— START OF Working data —

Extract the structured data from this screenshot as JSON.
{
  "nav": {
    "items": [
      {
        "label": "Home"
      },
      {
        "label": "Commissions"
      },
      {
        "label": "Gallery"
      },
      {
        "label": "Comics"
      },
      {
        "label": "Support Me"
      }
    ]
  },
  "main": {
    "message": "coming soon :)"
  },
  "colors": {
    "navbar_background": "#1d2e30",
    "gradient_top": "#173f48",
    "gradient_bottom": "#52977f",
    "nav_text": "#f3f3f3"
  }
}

— END OF Working data —

• [Exercise brief]: Where a line above contains the word "label", copy that line.

• [The reply]:
        "label": "Home"
        "label": "Commissions"
        "label": "Gallery"
        "label": "Comics"
        "label": "Support Me"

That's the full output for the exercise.